#### Task objective:
Print the entries below word for word; the pictures stay out of your copy.

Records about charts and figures
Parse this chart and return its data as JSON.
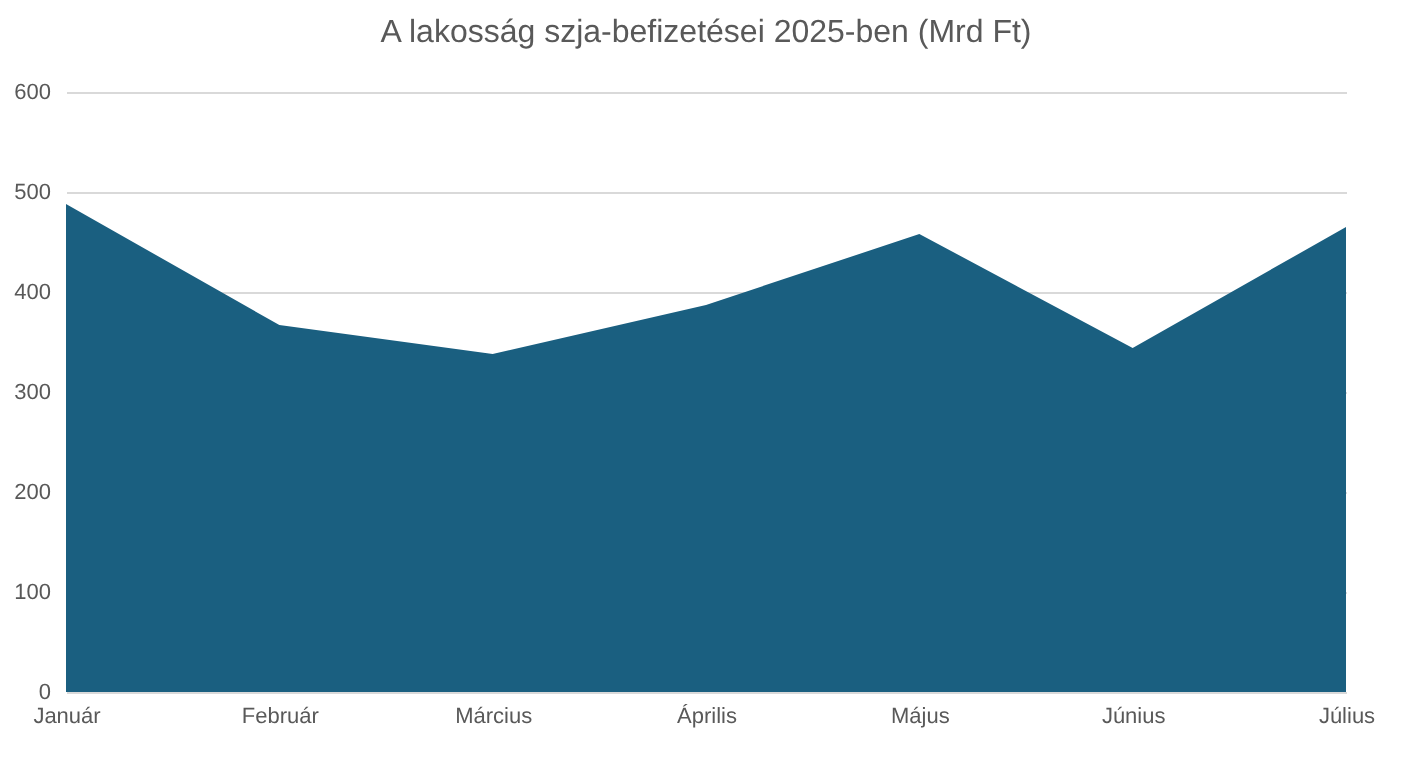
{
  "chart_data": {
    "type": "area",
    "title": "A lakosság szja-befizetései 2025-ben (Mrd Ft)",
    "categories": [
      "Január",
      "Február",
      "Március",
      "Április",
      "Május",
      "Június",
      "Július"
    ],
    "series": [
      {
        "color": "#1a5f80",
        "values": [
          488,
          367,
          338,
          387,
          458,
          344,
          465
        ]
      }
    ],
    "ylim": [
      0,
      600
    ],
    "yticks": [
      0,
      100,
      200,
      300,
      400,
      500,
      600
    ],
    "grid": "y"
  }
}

#### Solution to the exercise:
Parse this chart and return its data as JSON.
{
  "chart_data": {
    "type": "area",
    "title": "A lakosság szja-befizetései 2025-ben (Mrd Ft)",
    "categories": [
      "Január",
      "Február",
      "Március",
      "Április",
      "Május",
      "Június",
      "Július"
    ],
    "series": [
      {
        "color": "#1a5f80",
        "values": [
          488,
          367,
          338,
          387,
          458,
          344,
          465
        ]
      }
    ],
    "ylim": [
      0,
      600
    ],
    "yticks": [
      0,
      100,
      200,
      300,
      400,
      500,
      600
    ],
    "grid": "y"
  }
}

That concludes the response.